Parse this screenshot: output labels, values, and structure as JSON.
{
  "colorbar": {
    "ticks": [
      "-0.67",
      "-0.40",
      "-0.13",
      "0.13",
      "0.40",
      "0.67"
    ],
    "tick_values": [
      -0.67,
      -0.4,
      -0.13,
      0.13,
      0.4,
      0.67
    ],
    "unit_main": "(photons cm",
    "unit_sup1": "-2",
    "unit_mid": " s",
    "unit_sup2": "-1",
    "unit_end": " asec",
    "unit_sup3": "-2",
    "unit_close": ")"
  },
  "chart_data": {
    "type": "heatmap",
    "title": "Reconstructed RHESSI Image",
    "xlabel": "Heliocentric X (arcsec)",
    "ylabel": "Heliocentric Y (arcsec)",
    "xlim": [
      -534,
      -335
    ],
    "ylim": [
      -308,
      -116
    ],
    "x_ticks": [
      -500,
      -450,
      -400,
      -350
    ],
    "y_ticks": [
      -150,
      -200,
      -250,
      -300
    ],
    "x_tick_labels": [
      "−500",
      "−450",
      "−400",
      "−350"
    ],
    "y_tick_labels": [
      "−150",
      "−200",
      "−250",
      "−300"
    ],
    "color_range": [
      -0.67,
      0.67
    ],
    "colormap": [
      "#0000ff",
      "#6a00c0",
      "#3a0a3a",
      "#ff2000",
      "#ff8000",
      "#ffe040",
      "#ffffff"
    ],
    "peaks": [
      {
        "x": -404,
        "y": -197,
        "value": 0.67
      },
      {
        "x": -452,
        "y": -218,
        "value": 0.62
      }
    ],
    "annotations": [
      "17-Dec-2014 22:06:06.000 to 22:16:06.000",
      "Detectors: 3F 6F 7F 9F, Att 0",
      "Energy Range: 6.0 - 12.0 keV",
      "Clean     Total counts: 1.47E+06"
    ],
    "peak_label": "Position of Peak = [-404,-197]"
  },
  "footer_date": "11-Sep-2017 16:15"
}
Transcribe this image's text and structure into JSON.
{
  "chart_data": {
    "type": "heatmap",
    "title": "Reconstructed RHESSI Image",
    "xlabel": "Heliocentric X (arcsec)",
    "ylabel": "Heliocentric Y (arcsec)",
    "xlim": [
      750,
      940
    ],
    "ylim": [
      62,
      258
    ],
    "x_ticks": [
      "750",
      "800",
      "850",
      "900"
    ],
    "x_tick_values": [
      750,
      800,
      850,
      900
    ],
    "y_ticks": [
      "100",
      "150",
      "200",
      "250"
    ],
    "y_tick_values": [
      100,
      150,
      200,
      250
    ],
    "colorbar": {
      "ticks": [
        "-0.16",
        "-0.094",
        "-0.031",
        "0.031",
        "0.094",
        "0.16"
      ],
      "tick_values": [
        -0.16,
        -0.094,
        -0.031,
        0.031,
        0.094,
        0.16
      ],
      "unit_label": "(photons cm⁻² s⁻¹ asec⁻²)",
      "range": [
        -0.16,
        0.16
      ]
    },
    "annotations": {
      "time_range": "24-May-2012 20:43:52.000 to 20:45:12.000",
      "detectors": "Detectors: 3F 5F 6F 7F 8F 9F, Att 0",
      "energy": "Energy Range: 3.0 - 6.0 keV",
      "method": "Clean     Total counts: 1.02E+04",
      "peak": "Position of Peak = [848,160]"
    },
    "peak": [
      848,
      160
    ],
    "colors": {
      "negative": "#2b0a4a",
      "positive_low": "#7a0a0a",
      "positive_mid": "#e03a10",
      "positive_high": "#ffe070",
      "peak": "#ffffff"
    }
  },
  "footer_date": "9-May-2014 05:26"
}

+++

## [PROBLEM STATEMENT]
The records above should be duplicated in full, exactly as given.

## [CORRECT OUTPUT]
Parse this screenshot: output labels, values, and structure as JSON.
{
  "colorbar": {
    "ticks": [
      "-0.67",
      "-0.40",
      "-0.13",
      "0.13",
      "0.40",
      "0.67"
    ],
    "tick_values": [
      -0.67,
      -0.4,
      -0.13,
      0.13,
      0.4,
      0.67
    ],
    "unit_main": "(photons cm",
    "unit_sup1": "-2",
    "unit_mid": " s",
    "unit_sup2": "-1",
    "unit_end": " asec",
    "unit_sup3": "-2",
    "unit_close": ")"
  },
  "chart_data": {
    "type": "heatmap",
    "title": "Reconstructed RHESSI Image",
    "xlabel": "Heliocentric X (arcsec)",
    "ylabel": "Heliocentric Y (arcsec)",
    "xlim": [
      -534,
      -335
    ],
    "ylim": [
      -308,
      -116
    ],
    "x_ticks": [
      -500,
      -450,
      -400,
      -350
    ],
    "y_ticks": [
      -150,
      -200,
      -250,
      -300
    ],
    "x_tick_labels": [
      "−500",
      "−450",
      "−400",
      "−350"
    ],
    "y_tick_labels": [
      "−150",
      "−200",
      "−250",
      "−300"
    ],
    "color_range": [
      -0.67,
      0.67
    ],
    "colormap": [
      "#0000ff",
      "#6a00c0",
      "#3a0a3a",
      "#ff2000",
      "#ff8000",
      "#ffe040",
      "#ffffff"
    ],
    "peaks": [
      {
        "x": -404,
        "y": -197,
        "value": 0.67
      },
      {
        "x": -452,
        "y": -218,
        "value": 0.62
      }
    ],
    "annotations": [
      "17-Dec-2014 22:06:06.000 to 22:16:06.000",
      "Detectors: 3F 6F 7F 9F, Att 0",
      "Energy Range: 6.0 - 12.0 keV",
      "Clean     Total counts: 1.47E+06"
    ],
    "peak_label": "Position of Peak = [-404,-197]"
  },
  "footer_date": "11-Sep-2017 16:15"
}
Transcribe this image's text and structure into JSON.
{
  "chart_data": {
    "type": "heatmap",
    "title": "Reconstructed RHESSI Image",
    "xlabel": "Heliocentric X (arcsec)",
    "ylabel": "Heliocentric Y (arcsec)",
    "xlim": [
      750,
      940
    ],
    "ylim": [
      62,
      258
    ],
    "x_ticks": [
      "750",
      "800",
      "850",
      "900"
    ],
    "x_tick_values": [
      750,
      800,
      850,
      900
    ],
    "y_ticks": [
      "100",
      "150",
      "200",
      "250"
    ],
    "y_tick_values": [
      100,
      150,
      200,
      250
    ],
    "colorbar": {
      "ticks": [
        "-0.16",
        "-0.094",
        "-0.031",
        "0.031",
        "0.094",
        "0.16"
      ],
      "tick_values": [
        -0.16,
        -0.094,
        -0.031,
        0.031,
        0.094,
        0.16
      ],
      "unit_label": "(photons cm⁻² s⁻¹ asec⁻²)",
      "range": [
        -0.16,
        0.16
      ]
    },
    "annotations": {
      "time_range": "24-May-2012 20:43:52.000 to 20:45:12.000",
      "detectors": "Detectors: 3F 5F 6F 7F 8F 9F, Att 0",
      "energy": "Energy Range: 3.0 - 6.0 keV",
      "method": "Clean     Total counts: 1.02E+04",
      "peak": "Position of Peak = [848,160]"
    },
    "peak": [
      848,
      160
    ],
    "colors": {
      "negative": "#2b0a4a",
      "positive_low": "#7a0a0a",
      "positive_mid": "#e03a10",
      "positive_high": "#ffe070",
      "peak": "#ffffff"
    }
  },
  "footer_date": "9-May-2014 05:26"
}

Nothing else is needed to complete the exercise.